**What is required:**
Exclude the images, then return every line below exactly as written.

Entries of transcribed document text:
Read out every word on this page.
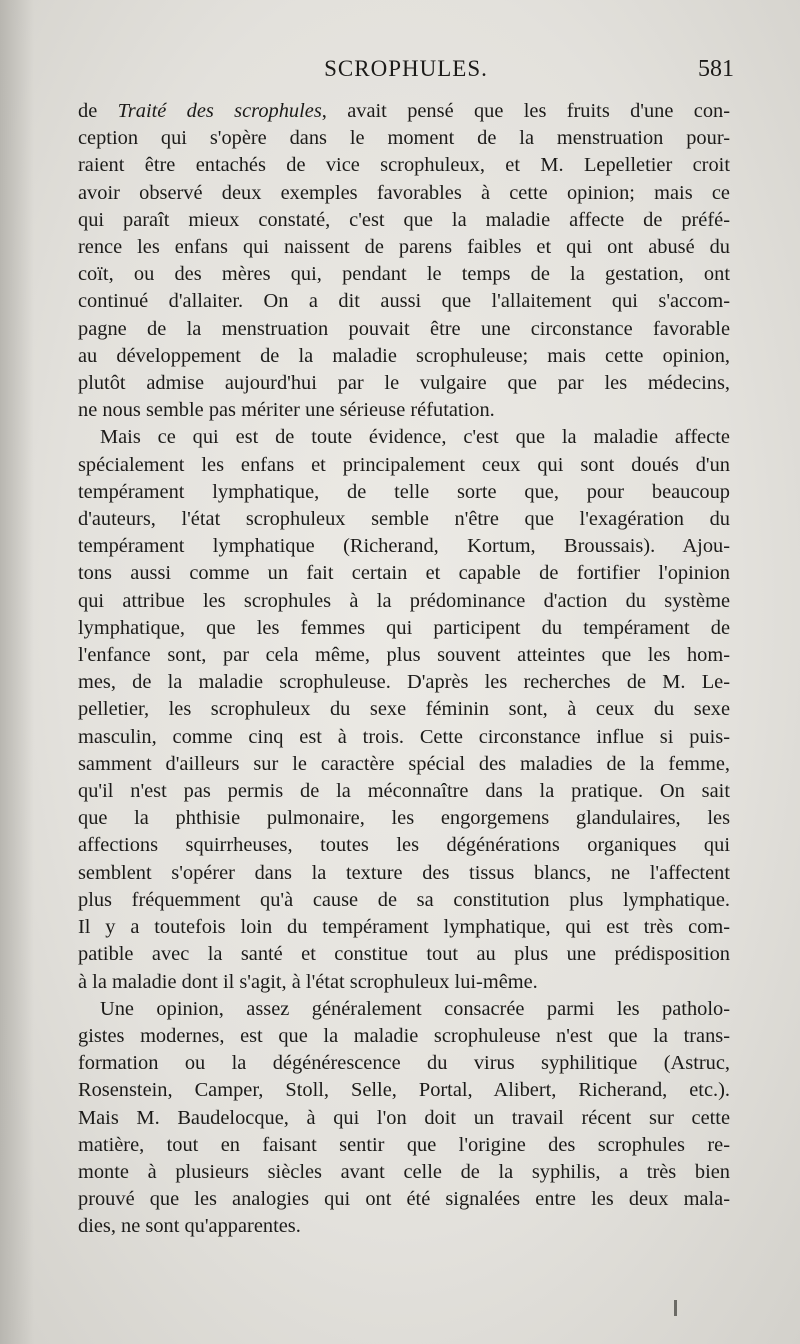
SCROPHULES.	581
de Traité des scrophules, avait pensé que les fruits d'une con-
ception qui s'opère dans le moment de la menstruation pour-
raient être entachés de vice scrophuleux, et M. Lepelletier croit
avoir observé deux exemples favorables à cette opinion; mais ce
qui paraît mieux constaté, c'est que la maladie affecte de préfé-
rence les enfans qui naissent de parens faibles et qui ont abusé du
coït, ou des mères qui, pendant le temps de la gestation, ont
continué d'allaiter. On a dit aussi que l'allaitement qui s'accom-
pagne de la menstruation pouvait être une circonstance favorable
au développement de la maladie scrophuleuse; mais cette opinion,
plutôt admise aujourd'hui par le vulgaire que par les médecins,
ne nous semble pas mériter une sérieuse réfutation.
Mais ce qui est de toute évidence, c'est que la maladie affecte
spécialement les enfans et principalement ceux qui sont doués d'un
tempérament lymphatique, de telle sorte que, pour beaucoup
d'auteurs, l'état scrophuleux semble n'être que l'exagération du
tempérament lymphatique (Richerand, Kortum, Broussais). Ajou-
tons aussi comme un fait certain et capable de fortifier l'opinion
qui attribue les scrophules à la prédominance d'action du système
lymphatique, que les femmes qui participent du tempérament de
l'enfance sont, par cela même, plus souvent atteintes que les hom-
mes, de la maladie scrophuleuse. D'après les recherches de M. Le-
pelletier, les scrophuleux du sexe féminin sont, à ceux du sexe
masculin, comme cinq est à trois. Cette circonstance influe si puis-
samment d'ailleurs sur le caractère spécial des maladies de la femme,
qu'il n'est pas permis de la méconnaître dans la pratique. On sait
que la phthisie pulmonaire, les engorgemens glandulaires, les
affections squirrheuses, toutes les dégénérations organiques qui
semblent s'opérer dans la texture des tissus blancs, ne l'affectent
plus fréquemment qu'à cause de sa constitution plus lymphatique.
Il y a toutefois loin du tempérament lymphatique, qui est très com-
patible avec la santé et constitue tout au plus une prédisposition
à la maladie dont il s'agit, à l'état scrophuleux lui-même.
Une opinion, assez généralement consacrée parmi les patholo-
gistes modernes, est que la maladie scrophuleuse n'est que la trans-
formation ou la dégénérescence du virus syphilitique (Astruc,
Rosenstein, Camper, Stoll, Selle, Portal, Alibert, Richerand, etc.).
Mais M. Baudelocque, à qui l'on doit un travail récent sur cette
matière, tout en faisant sentir que l'origine des scrophules re-
monte à plusieurs siècles avant celle de la syphilis, a très bien
prouvé que les analogies qui ont été signalées entre les deux mala-
dies, ne sont qu'apparentes.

**Task output:**
Read out every word on this page.
SCROPHULES.	581
de Traité des scrophules, avait pensé que les fruits d'une con-
ception qui s'opère dans le moment de la menstruation pour-
raient être entachés de vice scrophuleux, et M. Lepelletier croit
avoir observé deux exemples favorables à cette opinion; mais ce
qui paraît mieux constaté, c'est que la maladie affecte de préfé-
rence les enfans qui naissent de parens faibles et qui ont abusé du
coït, ou des mères qui, pendant le temps de la gestation, ont
continué d'allaiter. On a dit aussi que l'allaitement qui s'accom-
pagne de la menstruation pouvait être une circonstance favorable
au développement de la maladie scrophuleuse; mais cette opinion,
plutôt admise aujourd'hui par le vulgaire que par les médecins,
ne nous semble pas mériter une sérieuse réfutation.
Mais ce qui est de toute évidence, c'est que la maladie affecte
spécialement les enfans et principalement ceux qui sont doués d'un
tempérament lymphatique, de telle sorte que, pour beaucoup
d'auteurs, l'état scrophuleux semble n'être que l'exagération du
tempérament lymphatique (Richerand, Kortum, Broussais). Ajou-
tons aussi comme un fait certain et capable de fortifier l'opinion
qui attribue les scrophules à la prédominance d'action du système
lymphatique, que les femmes qui participent du tempérament de
l'enfance sont, par cela même, plus souvent atteintes que les hom-
mes, de la maladie scrophuleuse. D'après les recherches de M. Le-
pelletier, les scrophuleux du sexe féminin sont, à ceux du sexe
masculin, comme cinq est à trois. Cette circonstance influe si puis-
samment d'ailleurs sur le caractère spécial des maladies de la femme,
qu'il n'est pas permis de la méconnaître dans la pratique. On sait
que la phthisie pulmonaire, les engorgemens glandulaires, les
affections squirrheuses, toutes les dégénérations organiques qui
semblent s'opérer dans la texture des tissus blancs, ne l'affectent
plus fréquemment qu'à cause de sa constitution plus lymphatique.
Il y a toutefois loin du tempérament lymphatique, qui est très com-
patible avec la santé et constitue tout au plus une prédisposition
à la maladie dont il s'agit, à l'état scrophuleux lui-même.
Une opinion, assez généralement consacrée parmi les patholo-
gistes modernes, est que la maladie scrophuleuse n'est que la trans-
formation ou la dégénérescence du virus syphilitique (Astruc,
Rosenstein, Camper, Stoll, Selle, Portal, Alibert, Richerand, etc.).
Mais M. Baudelocque, à qui l'on doit un travail récent sur cette
matière, tout en faisant sentir que l'origine des scrophules re-
monte à plusieurs siècles avant celle de la syphilis, a très bien
prouvé que les analogies qui ont été signalées entre les deux mala-
dies, ne sont qu'apparentes.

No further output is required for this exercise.